— START OF MATERIAL FOR THIS EXERCISE —

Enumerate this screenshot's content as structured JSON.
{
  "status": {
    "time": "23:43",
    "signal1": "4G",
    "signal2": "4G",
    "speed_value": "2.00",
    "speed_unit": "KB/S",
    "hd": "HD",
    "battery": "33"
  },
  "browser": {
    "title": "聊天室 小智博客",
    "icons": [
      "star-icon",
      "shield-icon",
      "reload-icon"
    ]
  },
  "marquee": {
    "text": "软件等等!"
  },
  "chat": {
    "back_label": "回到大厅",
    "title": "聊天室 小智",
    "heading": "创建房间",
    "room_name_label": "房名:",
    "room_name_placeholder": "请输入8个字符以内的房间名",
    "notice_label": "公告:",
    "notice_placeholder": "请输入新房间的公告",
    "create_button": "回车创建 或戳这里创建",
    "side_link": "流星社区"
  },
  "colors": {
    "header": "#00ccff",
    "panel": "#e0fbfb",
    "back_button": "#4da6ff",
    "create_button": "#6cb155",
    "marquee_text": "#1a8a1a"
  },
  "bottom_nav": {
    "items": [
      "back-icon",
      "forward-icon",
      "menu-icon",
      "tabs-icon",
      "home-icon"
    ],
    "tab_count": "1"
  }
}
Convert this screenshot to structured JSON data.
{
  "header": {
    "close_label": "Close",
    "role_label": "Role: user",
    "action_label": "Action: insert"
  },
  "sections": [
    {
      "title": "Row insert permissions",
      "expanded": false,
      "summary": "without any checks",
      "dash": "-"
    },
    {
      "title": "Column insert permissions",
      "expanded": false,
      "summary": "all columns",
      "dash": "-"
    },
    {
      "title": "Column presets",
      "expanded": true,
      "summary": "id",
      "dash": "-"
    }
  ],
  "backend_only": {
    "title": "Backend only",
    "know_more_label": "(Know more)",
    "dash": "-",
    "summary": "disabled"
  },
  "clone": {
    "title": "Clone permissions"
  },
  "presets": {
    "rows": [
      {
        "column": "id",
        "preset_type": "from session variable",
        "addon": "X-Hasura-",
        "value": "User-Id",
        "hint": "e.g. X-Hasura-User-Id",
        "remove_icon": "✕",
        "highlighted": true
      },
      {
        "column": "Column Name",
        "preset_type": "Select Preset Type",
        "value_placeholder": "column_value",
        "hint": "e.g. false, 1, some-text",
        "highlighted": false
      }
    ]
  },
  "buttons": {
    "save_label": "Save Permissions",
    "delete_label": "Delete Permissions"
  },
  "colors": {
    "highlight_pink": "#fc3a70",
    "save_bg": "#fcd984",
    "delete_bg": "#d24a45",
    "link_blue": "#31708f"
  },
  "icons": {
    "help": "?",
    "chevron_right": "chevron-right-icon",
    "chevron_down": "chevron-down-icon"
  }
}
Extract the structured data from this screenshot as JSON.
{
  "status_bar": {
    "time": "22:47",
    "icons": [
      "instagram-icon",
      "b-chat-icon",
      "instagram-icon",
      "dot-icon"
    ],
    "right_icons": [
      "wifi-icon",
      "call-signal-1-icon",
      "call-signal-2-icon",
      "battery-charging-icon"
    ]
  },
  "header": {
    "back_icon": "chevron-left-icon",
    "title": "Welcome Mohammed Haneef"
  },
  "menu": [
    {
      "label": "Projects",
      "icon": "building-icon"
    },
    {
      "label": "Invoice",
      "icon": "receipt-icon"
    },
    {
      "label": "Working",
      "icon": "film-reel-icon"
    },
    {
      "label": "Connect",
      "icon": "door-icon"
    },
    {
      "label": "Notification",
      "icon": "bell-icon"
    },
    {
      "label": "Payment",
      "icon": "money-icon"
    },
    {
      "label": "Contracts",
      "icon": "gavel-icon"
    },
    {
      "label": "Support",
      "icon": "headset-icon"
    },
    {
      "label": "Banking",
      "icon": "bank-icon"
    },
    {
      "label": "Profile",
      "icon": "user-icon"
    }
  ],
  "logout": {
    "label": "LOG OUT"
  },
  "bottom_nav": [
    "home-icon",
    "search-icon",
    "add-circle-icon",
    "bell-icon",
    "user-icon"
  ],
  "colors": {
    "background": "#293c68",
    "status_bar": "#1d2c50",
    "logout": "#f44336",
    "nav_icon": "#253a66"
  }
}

— END OF MATERIAL FOR THIS EXERCISE —

** REQUIREMENT **
Above are some records. Report the number of their lines that include "structured", and add nothing else.

** FULL RESPONSE **
3